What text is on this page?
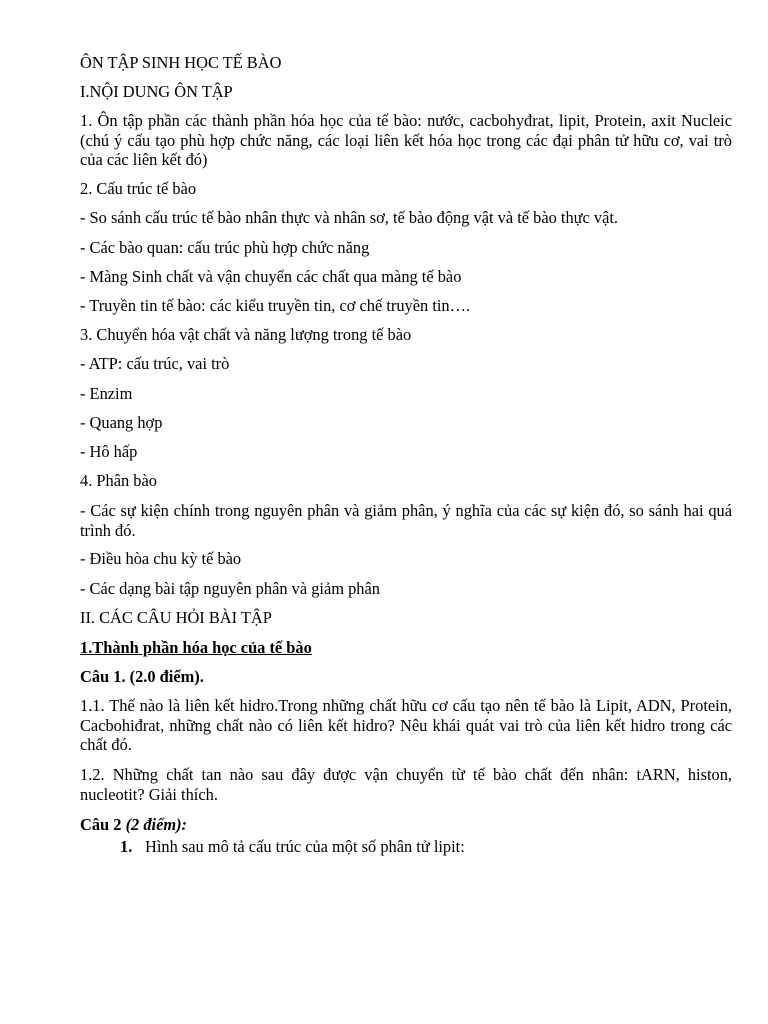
ÔN TẬP SINH HỌC TẾ BÀO
I.NỘI DUNG ÔN TẬP
1. Ôn tập phần các thành phần hóa học của tế bào: nước, cacbohyđrat, lipit, Protein, axit Nucleic (chú ý cấu tạo phù hợp chức năng, các loại liên kết hóa học trong các đại phân tử hữu cơ, vai trò của các liên kết đó)
2. Cấu trúc tế bào
- So sánh cấu trúc tế bào nhân thực và nhân sơ, tế bào động vật và tế bào thực vật.
- Các bào quan: cấu trúc phù hợp chức năng
- Màng Sinh chất và vận chuyển các chất qua màng tế bào
- Truyền tin tế bào: các kiểu truyền tin, cơ chế truyền tin….
3. Chuyển hóa vật chất và năng lượng trong tế bào
- ATP: cấu trúc, vai trò
- Enzim
- Quang hợp
- Hô hấp
4. Phân bào
- Các sự kiện chính trong nguyên phân và giảm phân, ý nghĩa của các sự kiện đó, so sánh hai quá trình đó.
- Điều hòa chu kỳ tế bào
- Các dạng bài tập nguyên phân và giảm phân
II. CÁC CÂU HỎI BÀI TẬP
1.Thành phần hóa học của tế bào
Câu 1. (2.0 điểm).
1.1. Thế nào là liên kết hidro.Trong những chất hữu cơ cấu tạo nên tế bào là Lipit, ADN, Protein, Cacbohiđrat, những chất nào có liên kết hidro? Nêu khái quát vai trò của liên kết hidro trong các chất đó.
1.2. Những chất tan nào sau đây được vận chuyển từ tế bào chất đến nhân: tARN, histon, nucleotit? Giải thích.
Câu 2 (2 điểm):
1. Hình sau mô tả cấu trúc của một số phân tử lipit:
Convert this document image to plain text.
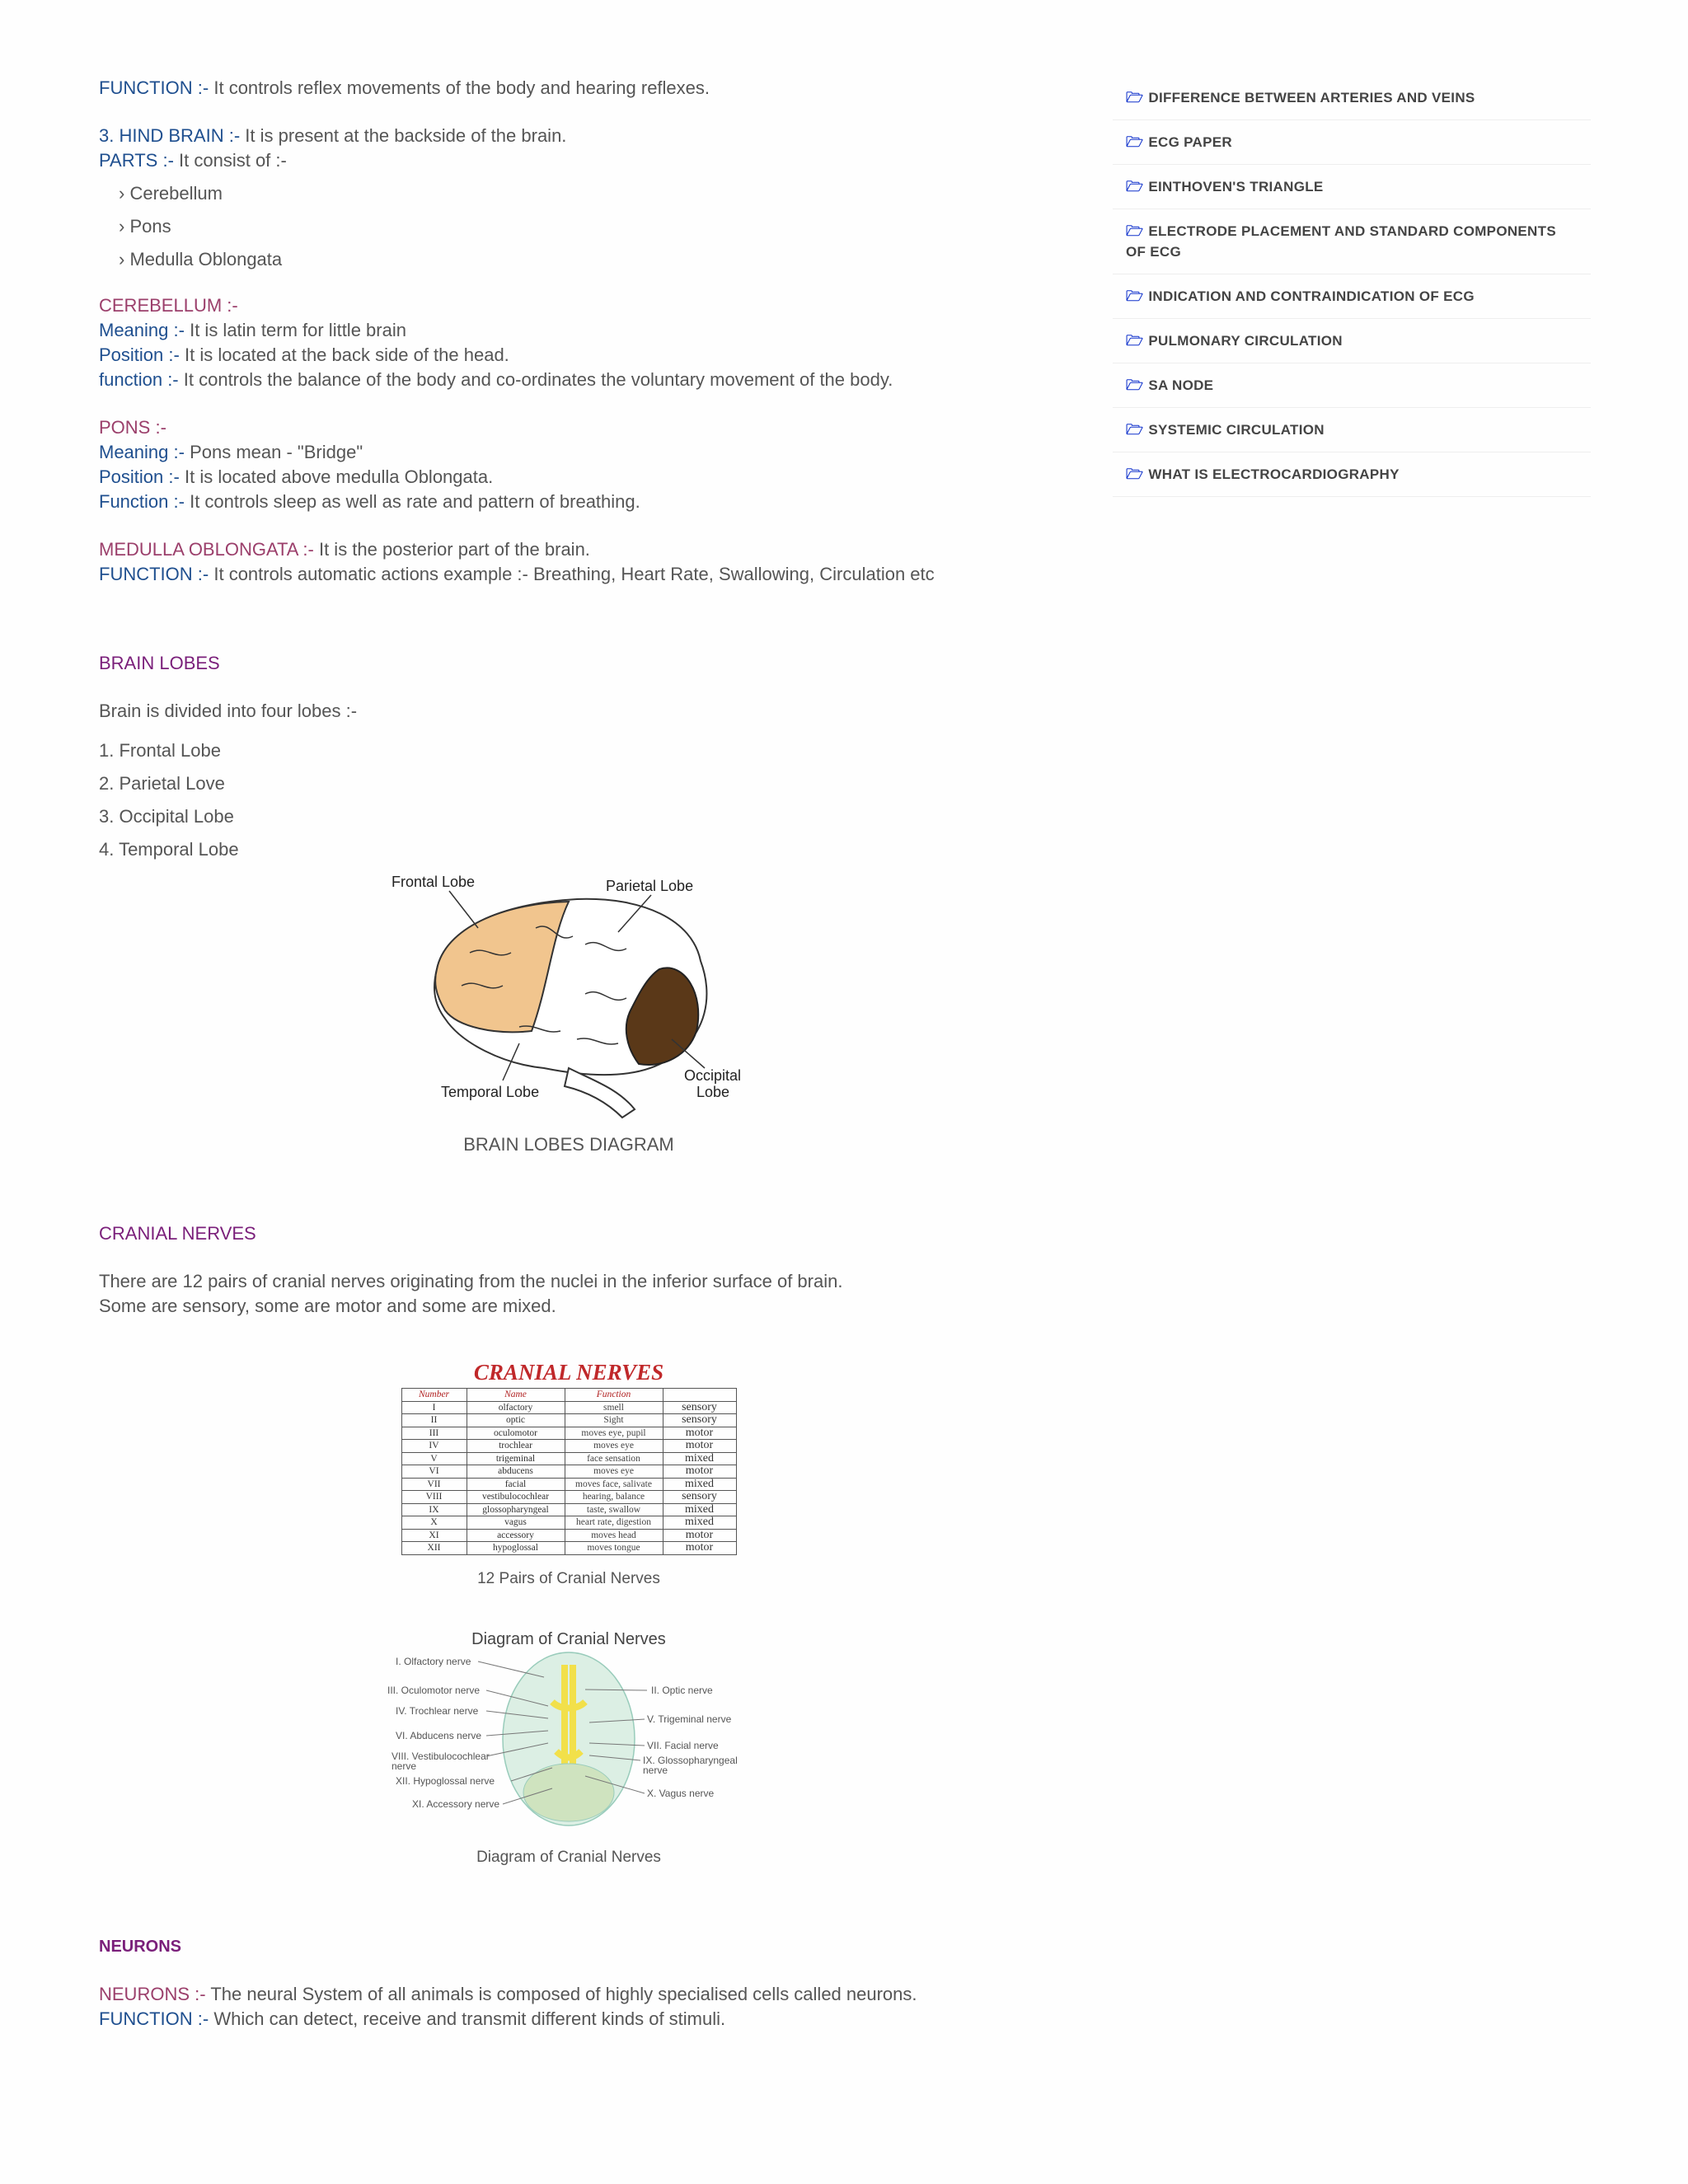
FUNCTION :- It controls reflex movements of the body and hearing reflexes.

3. HIND BRAIN :- It is present at the backside of the brain.

PARTS :- It consist of :-

› Cerebellum
› Pons
› Medulla Oblongata

CEREBELLUM :-

Meaning :- It is latin term for little brain

Position :- It is located at the back side of the head.

function :- It controls the balance of the body and co-ordinates the voluntary movement of the body.

PONS :-

Meaning :- Pons mean - "Bridge"

Position :- It is located above medulla Oblongata.

Function :- It controls sleep as well as rate and pattern of breathing.

MEDULLA OBLONGATA :- It is the posterior part of the brain.

FUNCTION :- It controls automatic actions example :- Breathing, Heart Rate, Swallowing, Circulation etc

BRAIN LOBES

Brain is divided into four lobes :-

1. Frontal Lobe
2. Parietal Love
3. Occipital Lobe
4. Temporal Lobe
Frontal Lobe	Parietal Lobe
Temporal Lobe
Occipital
Lobe
BRAIN LOBES DIAGRAM

CRANIAL NERVES

There are 12 pairs of cranial nerves originating from the nuclei in the inferior surface of brain.

Some are sensory, some are motor and some are mixed.

CRANIAL NERVES
Number	Name	Function	
I	olfactory	smell	sensory
II	optic	Sight	sensory
III	oculomotor	moves eye, pupil	motor
IV	trochlear	moves eye	motor
V	trigeminal	face sensation	mixed
VI	abducens	moves eye	motor
VII	facial	moves face, salivate	mixed
VIII	vestibulocochlear	hearing, balance	sensory
IX	glossopharyngeal	taste, swallow	mixed
X	vagus	heart rate, digestion	mixed
XI	accessory	moves head	motor
XII	hypoglossal	moves tongue	motor
12 Pairs of Cranial Nerves
Diagram of Cranial Nerves
I. Olfactory nerve
III. Oculomotor nerve
IV. Trochlear nerve
VI. Abducens nerve
VIII. Vestibulocochlear
nerve
XII. Hypoglossal nerve
XI. Accessory nerve
II. Optic nerve
V. Trigeminal nerve
VII. Facial nerve
IX. Glossopharyngeal
nerve
X. Vagus nerve
Diagram of Cranial Nerves

NEURONS

NEURONS :- The neural System of all animals is composed of highly specialised cells called neurons.

FUNCTION :- Which can detect, receive and transmit different kinds of stimuli.

🗁 DIFFERENCE BETWEEN ARTERIES AND VEINS
🗁 ECG PAPER
🗁 EINTHOVEN'S TRIANGLE
🗁 ELECTRODE PLACEMENT AND STANDARD COMPONENTS OF ECG
🗁 INDICATION AND CONTRAINDICATION OF ECG
🗁 PULMONARY CIRCULATION
🗁 SA NODE
🗁 SYSTEMIC CIRCULATION
🗁 WHAT IS ELECTROCARDIOGRAPHY
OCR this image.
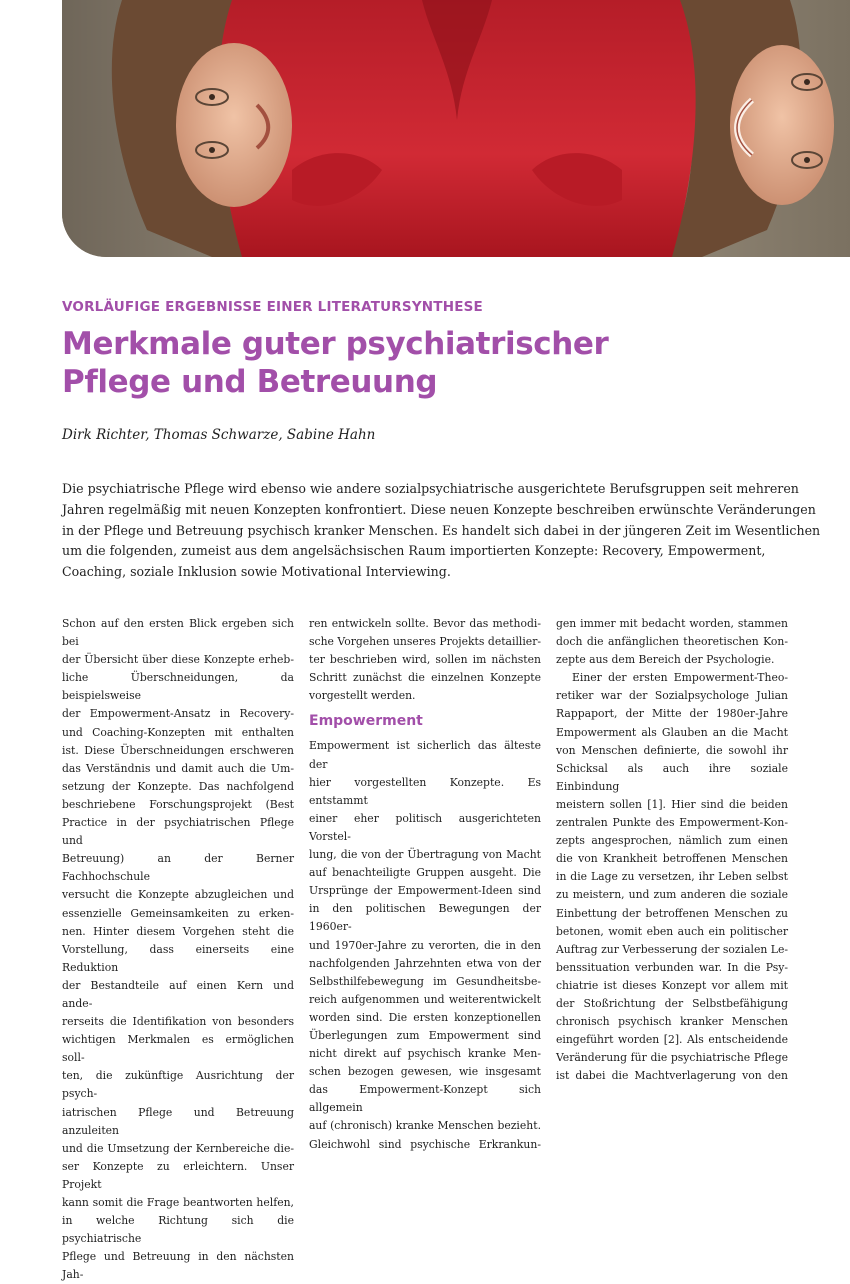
VORLÄUFIGE ERGEBNISSE EINER LITERATURSYNTHESE
Merkmale guter psychiatrischer
Pflege und Betreuung
Dirk Richter, Thomas Schwarze, Sabine Hahn

Die psychiatrische Pflege wird ebenso wie andere sozialpsychiatrische ausgerichtete Berufsgruppen seit mehreren
Jahren regelmäßig mit neuen Konzepten konfrontiert. Diese neuen Konzepte beschreiben erwünschte Veränderungen
in der Pflege und Betreuung psychisch kranker Menschen. Es handelt sich dabei in der jüngeren Zeit im Wesentlichen
um die folgenden, zumeist aus dem angelsächsischen Raum importierten Konzepte: Recovery, Empowerment,
Coaching, soziale Inklusion sowie Motivational Interviewing.

Schon auf den ersten Blick ergeben sich bei
der Übersicht über diese Konzepte erheb-
liche Überschneidungen, da beispielsweise
der Empowerment-Ansatz in Recovery-
und Coaching-Konzepten mit enthalten
ist. Diese Überschneidungen erschweren
das Verständnis und damit auch die Um-
setzung der Konzepte. Das nachfolgend
beschriebene Forschungsprojekt (Best
Practice in der psychiatrischen Pflege und
Betreuung) an der Berner Fachhochschule
versucht die Konzepte abzugleichen und
essenzielle Gemeinsamkeiten zu erken-
nen. Hinter diesem Vorgehen steht die
Vorstellung, dass einerseits eine Reduktion
der Bestandteile auf einen Kern und ande-
rerseits die Identifikation von besonders
wichtigen Merkmalen es ermöglichen soll-
ten, die zukünftige Ausrichtung der psych-
iatrischen Pflege und Betreuung anzuleiten
und die Umsetzung der Kernbereiche die-
ser Konzepte zu erleichtern. Unser Projekt
kann somit die Frage beantworten helfen,
in welche Richtung sich die psychiatrische
Pflege und Betreuung in den nächsten Jah-

ren entwickeln sollte. Bevor das methodi-
sche Vorgehen unseres Projekts detaillier-
ter beschrieben wird, sollen im nächsten
Schritt zunächst die einzelnen Konzepte
vorgestellt werden.
Empowerment
Empowerment ist sicherlich das älteste der
hier vorgestellten Konzepte. Es entstammt
einer eher politisch ausgerichteten Vorstel-
lung, die von der Übertragung von Macht
auf benachteiligte Gruppen ausgeht. Die
Ursprünge der Empowerment-Ideen sind
in den politischen Bewegungen der 1960er-
und 1970er-Jahre zu verorten, die in den
nachfolgenden Jahrzehnten etwa von der
Selbsthilfebewegung im Gesundheitsbe-
reich aufgenommen und weiterentwickelt
worden sind. Die ersten konzeptionellen
Überlegungen zum Empowerment sind
nicht direkt auf psychisch kranke Men-
schen bezogen gewesen, wie insgesamt
das Empowerment-Konzept sich allgemein
auf (chronisch) kranke Menschen bezieht.
Gleichwohl sind psychische Erkrankun-

gen immer mit bedacht worden, stammen
doch die anfänglichen theoretischen Kon-
zepte aus dem Bereich der Psychologie.
Einer der ersten Empowerment-Theo-
retiker war der Sozialpsychologe Julian
Rappaport, der Mitte der 1980er-Jahre
Empowerment als Glauben an die Macht
von Menschen definierte, die sowohl ihr
Schicksal als auch ihre soziale Einbindung
meistern sollen [1]. Hier sind die beiden
zentralen Punkte des Empowerment-Kon-
zepts angesprochen, nämlich zum einen
die von Krankheit betroffenen Menschen
in die Lage zu versetzen, ihr Leben selbst
zu meistern, und zum anderen die soziale
Einbettung der betroffenen Menschen zu
betonen, womit eben auch ein politischer
Auftrag zur Verbesserung der sozialen Le-
benssituation verbunden war. In die Psy-
chiatrie ist dieses Konzept vor allem mit
der Stoßrichtung der Selbstbefähigung
chronisch psychisch kranker Menschen
eingeführt worden [2]. Als entscheidende
Veränderung für die psychiatrische Pflege
ist dabei die Machtverlagerung von den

* * * * *

Copy every line above that holds the word "Menschen".

> [Exercise result]:
in der Pflege und Betreuung psychisch kranker Menschen. Es handelt sich dabei in der jüngeren Zeit im Wesentlichen
auf (chronisch) kranke Menschen bezieht.
von Menschen definierte, die sowohl ihr
die von Krankheit betroffenen Menschen
Einbettung der betroffenen Menschen zu
chronisch psychisch kranker Menschen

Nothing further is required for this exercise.